_Given problem_
Print every record below exactly as written.

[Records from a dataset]
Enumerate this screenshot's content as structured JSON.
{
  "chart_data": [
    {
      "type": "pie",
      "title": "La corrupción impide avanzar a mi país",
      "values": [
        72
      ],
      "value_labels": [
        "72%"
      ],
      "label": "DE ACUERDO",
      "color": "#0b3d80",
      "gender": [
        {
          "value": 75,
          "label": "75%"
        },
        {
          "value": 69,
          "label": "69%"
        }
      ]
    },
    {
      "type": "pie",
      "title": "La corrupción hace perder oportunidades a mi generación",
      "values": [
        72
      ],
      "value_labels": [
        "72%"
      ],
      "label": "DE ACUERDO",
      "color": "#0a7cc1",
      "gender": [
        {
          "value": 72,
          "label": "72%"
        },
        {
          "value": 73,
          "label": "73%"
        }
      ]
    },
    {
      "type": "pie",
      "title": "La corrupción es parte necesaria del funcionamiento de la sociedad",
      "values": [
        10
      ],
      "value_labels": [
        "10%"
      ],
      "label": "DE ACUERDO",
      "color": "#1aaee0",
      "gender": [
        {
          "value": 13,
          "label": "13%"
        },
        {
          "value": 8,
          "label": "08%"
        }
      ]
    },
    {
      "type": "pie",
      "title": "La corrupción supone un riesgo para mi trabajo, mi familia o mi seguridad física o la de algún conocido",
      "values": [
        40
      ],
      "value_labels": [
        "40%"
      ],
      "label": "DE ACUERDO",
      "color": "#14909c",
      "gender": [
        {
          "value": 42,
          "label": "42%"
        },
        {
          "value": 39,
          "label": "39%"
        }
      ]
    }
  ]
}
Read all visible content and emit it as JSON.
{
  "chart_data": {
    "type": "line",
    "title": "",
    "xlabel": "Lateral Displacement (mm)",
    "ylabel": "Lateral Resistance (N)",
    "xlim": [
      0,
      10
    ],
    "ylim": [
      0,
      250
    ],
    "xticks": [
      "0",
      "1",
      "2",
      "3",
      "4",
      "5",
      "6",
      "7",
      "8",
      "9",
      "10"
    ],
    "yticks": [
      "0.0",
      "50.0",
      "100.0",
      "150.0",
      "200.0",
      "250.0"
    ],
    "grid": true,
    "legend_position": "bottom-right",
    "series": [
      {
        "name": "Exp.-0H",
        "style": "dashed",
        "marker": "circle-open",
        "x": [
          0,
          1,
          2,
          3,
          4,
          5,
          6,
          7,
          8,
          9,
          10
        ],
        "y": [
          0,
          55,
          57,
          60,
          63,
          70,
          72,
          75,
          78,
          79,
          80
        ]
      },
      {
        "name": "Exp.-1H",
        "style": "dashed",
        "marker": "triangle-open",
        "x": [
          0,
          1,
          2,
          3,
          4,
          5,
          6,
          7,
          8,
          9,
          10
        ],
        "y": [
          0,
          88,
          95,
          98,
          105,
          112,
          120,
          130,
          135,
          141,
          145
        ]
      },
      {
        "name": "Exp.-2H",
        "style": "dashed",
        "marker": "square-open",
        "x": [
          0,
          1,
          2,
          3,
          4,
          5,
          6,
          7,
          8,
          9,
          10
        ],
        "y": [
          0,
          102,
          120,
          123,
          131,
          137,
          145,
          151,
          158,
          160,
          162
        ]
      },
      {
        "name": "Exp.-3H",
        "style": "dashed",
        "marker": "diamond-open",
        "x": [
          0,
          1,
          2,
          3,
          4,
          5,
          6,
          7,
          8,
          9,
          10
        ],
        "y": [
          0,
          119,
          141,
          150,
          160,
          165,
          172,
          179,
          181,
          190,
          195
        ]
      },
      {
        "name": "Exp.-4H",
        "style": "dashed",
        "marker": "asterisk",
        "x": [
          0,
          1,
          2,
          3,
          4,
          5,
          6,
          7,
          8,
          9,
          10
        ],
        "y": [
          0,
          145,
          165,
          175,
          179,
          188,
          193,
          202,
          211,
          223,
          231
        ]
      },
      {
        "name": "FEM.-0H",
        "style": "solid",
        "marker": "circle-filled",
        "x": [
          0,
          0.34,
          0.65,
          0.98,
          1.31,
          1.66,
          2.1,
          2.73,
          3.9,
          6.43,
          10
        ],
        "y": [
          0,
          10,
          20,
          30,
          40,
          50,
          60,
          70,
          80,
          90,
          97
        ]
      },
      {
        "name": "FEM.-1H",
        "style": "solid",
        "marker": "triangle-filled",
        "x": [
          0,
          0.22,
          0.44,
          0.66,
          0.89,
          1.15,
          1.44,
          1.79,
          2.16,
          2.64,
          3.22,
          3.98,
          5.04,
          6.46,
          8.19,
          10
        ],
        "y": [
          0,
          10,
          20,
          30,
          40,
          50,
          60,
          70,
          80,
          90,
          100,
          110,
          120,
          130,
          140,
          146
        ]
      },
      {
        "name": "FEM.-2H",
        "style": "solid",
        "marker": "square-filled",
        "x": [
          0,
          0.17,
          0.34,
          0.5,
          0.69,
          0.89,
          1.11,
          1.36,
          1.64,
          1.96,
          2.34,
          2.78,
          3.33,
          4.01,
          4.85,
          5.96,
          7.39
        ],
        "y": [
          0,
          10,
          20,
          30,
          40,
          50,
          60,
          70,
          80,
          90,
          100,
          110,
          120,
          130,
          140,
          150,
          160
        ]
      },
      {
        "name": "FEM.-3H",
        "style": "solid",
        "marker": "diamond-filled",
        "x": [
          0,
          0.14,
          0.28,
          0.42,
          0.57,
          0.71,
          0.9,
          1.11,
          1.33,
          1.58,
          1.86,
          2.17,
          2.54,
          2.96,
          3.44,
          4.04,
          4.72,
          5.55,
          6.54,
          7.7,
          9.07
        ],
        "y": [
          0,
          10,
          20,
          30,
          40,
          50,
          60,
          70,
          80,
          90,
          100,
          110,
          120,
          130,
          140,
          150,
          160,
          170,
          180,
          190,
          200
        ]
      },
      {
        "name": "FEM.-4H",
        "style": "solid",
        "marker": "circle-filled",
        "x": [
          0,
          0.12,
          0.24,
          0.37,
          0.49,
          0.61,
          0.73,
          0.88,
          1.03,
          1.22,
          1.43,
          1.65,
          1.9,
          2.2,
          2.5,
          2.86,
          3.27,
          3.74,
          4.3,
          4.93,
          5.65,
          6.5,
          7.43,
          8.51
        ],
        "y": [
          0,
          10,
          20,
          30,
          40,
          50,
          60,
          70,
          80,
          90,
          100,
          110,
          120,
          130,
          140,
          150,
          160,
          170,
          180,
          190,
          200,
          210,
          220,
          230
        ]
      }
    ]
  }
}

_Result for this task_
Enumerate this screenshot's content as structured JSON.
{
  "chart_data": [
    {
      "type": "pie",
      "title": "La corrupción impide avanzar a mi país",
      "values": [
        72
      ],
      "value_labels": [
        "72%"
      ],
      "label": "DE ACUERDO",
      "color": "#0b3d80",
      "gender": [
        {
          "value": 75,
          "label": "75%"
        },
        {
          "value": 69,
          "label": "69%"
        }
      ]
    },
    {
      "type": "pie",
      "title": "La corrupción hace perder oportunidades a mi generación",
      "values": [
        72
      ],
      "value_labels": [
        "72%"
      ],
      "label": "DE ACUERDO",
      "color": "#0a7cc1",
      "gender": [
        {
          "value": 72,
          "label": "72%"
        },
        {
          "value": 73,
          "label": "73%"
        }
      ]
    },
    {
      "type": "pie",
      "title": "La corrupción es parte necesaria del funcionamiento de la sociedad",
      "values": [
        10
      ],
      "value_labels": [
        "10%"
      ],
      "label": "DE ACUERDO",
      "color": "#1aaee0",
      "gender": [
        {
          "value": 13,
          "label": "13%"
        },
        {
          "value": 8,
          "label": "08%"
        }
      ]
    },
    {
      "type": "pie",
      "title": "La corrupción supone un riesgo para mi trabajo, mi familia o mi seguridad física o la de algún conocido",
      "values": [
        40
      ],
      "value_labels": [
        "40%"
      ],
      "label": "DE ACUERDO",
      "color": "#14909c",
      "gender": [
        {
          "value": 42,
          "label": "42%"
        },
        {
          "value": 39,
          "label": "39%"
        }
      ]
    }
  ]
}
Read all visible content and emit it as JSON.
{
  "chart_data": {
    "type": "line",
    "title": "",
    "xlabel": "Lateral Displacement (mm)",
    "ylabel": "Lateral Resistance (N)",
    "xlim": [
      0,
      10
    ],
    "ylim": [
      0,
      250
    ],
    "xticks": [
      "0",
      "1",
      "2",
      "3",
      "4",
      "5",
      "6",
      "7",
      "8",
      "9",
      "10"
    ],
    "yticks": [
      "0.0",
      "50.0",
      "100.0",
      "150.0",
      "200.0",
      "250.0"
    ],
    "grid": true,
    "legend_position": "bottom-right",
    "series": [
      {
        "name": "Exp.-0H",
        "style": "dashed",
        "marker": "circle-open",
        "x": [
          0,
          1,
          2,
          3,
          4,
          5,
          6,
          7,
          8,
          9,
          10
        ],
        "y": [
          0,
          55,
          57,
          60,
          63,
          70,
          72,
          75,
          78,
          79,
          80
        ]
      },
      {
        "name": "Exp.-1H",
        "style": "dashed",
        "marker": "triangle-open",
        "x": [
          0,
          1,
          2,
          3,
          4,
          5,
          6,
          7,
          8,
          9,
          10
        ],
        "y": [
          0,
          88,
          95,
          98,
          105,
          112,
          120,
          130,
          135,
          141,
          145
        ]
      },
      {
        "name": "Exp.-2H",
        "style": "dashed",
        "marker": "square-open",
        "x": [
          0,
          1,
          2,
          3,
          4,
          5,
          6,
          7,
          8,
          9,
          10
        ],
        "y": [
          0,
          102,
          120,
          123,
          131,
          137,
          145,
          151,
          158,
          160,
          162
        ]
      },
      {
        "name": "Exp.-3H",
        "style": "dashed",
        "marker": "diamond-open",
        "x": [
          0,
          1,
          2,
          3,
          4,
          5,
          6,
          7,
          8,
          9,
          10
        ],
        "y": [
          0,
          119,
          141,
          150,
          160,
          165,
          172,
          179,
          181,
          190,
          195
        ]
      },
      {
        "name": "Exp.-4H",
        "style": "dashed",
        "marker": "asterisk",
        "x": [
          0,
          1,
          2,
          3,
          4,
          5,
          6,
          7,
          8,
          9,
          10
        ],
        "y": [
          0,
          145,
          165,
          175,
          179,
          188,
          193,
          202,
          211,
          223,
          231
        ]
      },
      {
        "name": "FEM.-0H",
        "style": "solid",
        "marker": "circle-filled",
        "x": [
          0,
          0.34,
          0.65,
          0.98,
          1.31,
          1.66,
          2.1,
          2.73,
          3.9,
          6.43,
          10
        ],
        "y": [
          0,
          10,
          20,
          30,
          40,
          50,
          60,
          70,
          80,
          90,
          97
        ]
      },
      {
        "name": "FEM.-1H",
        "style": "solid",
        "marker": "triangle-filled",
        "x": [
          0,
          0.22,
          0.44,
          0.66,
          0.89,
          1.15,
          1.44,
          1.79,
          2.16,
          2.64,
          3.22,
          3.98,
          5.04,
          6.46,
          8.19,
          10
        ],
        "y": [
          0,
          10,
          20,
          30,
          40,
          50,
          60,
          70,
          80,
          90,
          100,
          110,
          120,
          130,
          140,
          146
        ]
      },
      {
        "name": "FEM.-2H",
        "style": "solid",
        "marker": "square-filled",
        "x": [
          0,
          0.17,
          0.34,
          0.5,
          0.69,
          0.89,
          1.11,
          1.36,
          1.64,
          1.96,
          2.34,
          2.78,
          3.33,
          4.01,
          4.85,
          5.96,
          7.39
        ],
        "y": [
          0,
          10,
          20,
          30,
          40,
          50,
          60,
          70,
          80,
          90,
          100,
          110,
          120,
          130,
          140,
          150,
          160
        ]
      },
      {
        "name": "FEM.-3H",
        "style": "solid",
        "marker": "diamond-filled",
        "x": [
          0,
          0.14,
          0.28,
          0.42,
          0.57,
          0.71,
          0.9,
          1.11,
          1.33,
          1.58,
          1.86,
          2.17,
          2.54,
          2.96,
          3.44,
          4.04,
          4.72,
          5.55,
          6.54,
          7.7,
          9.07
        ],
        "y": [
          0,
          10,
          20,
          30,
          40,
          50,
          60,
          70,
          80,
          90,
          100,
          110,
          120,
          130,
          140,
          150,
          160,
          170,
          180,
          190,
          200
        ]
      },
      {
        "name": "FEM.-4H",
        "style": "solid",
        "marker": "circle-filled",
        "x": [
          0,
          0.12,
          0.24,
          0.37,
          0.49,
          0.61,
          0.73,
          0.88,
          1.03,
          1.22,
          1.43,
          1.65,
          1.9,
          2.2,
          2.5,
          2.86,
          3.27,
          3.74,
          4.3,
          4.93,
          5.65,
          6.5,
          7.43,
          8.51
        ],
        "y": [
          0,
          10,
          20,
          30,
          40,
          50,
          60,
          70,
          80,
          90,
          100,
          110,
          120,
          130,
          140,
          150,
          160,
          170,
          180,
          190,
          200,
          210,
          220,
          230
        ]
      }
    ]
  }
}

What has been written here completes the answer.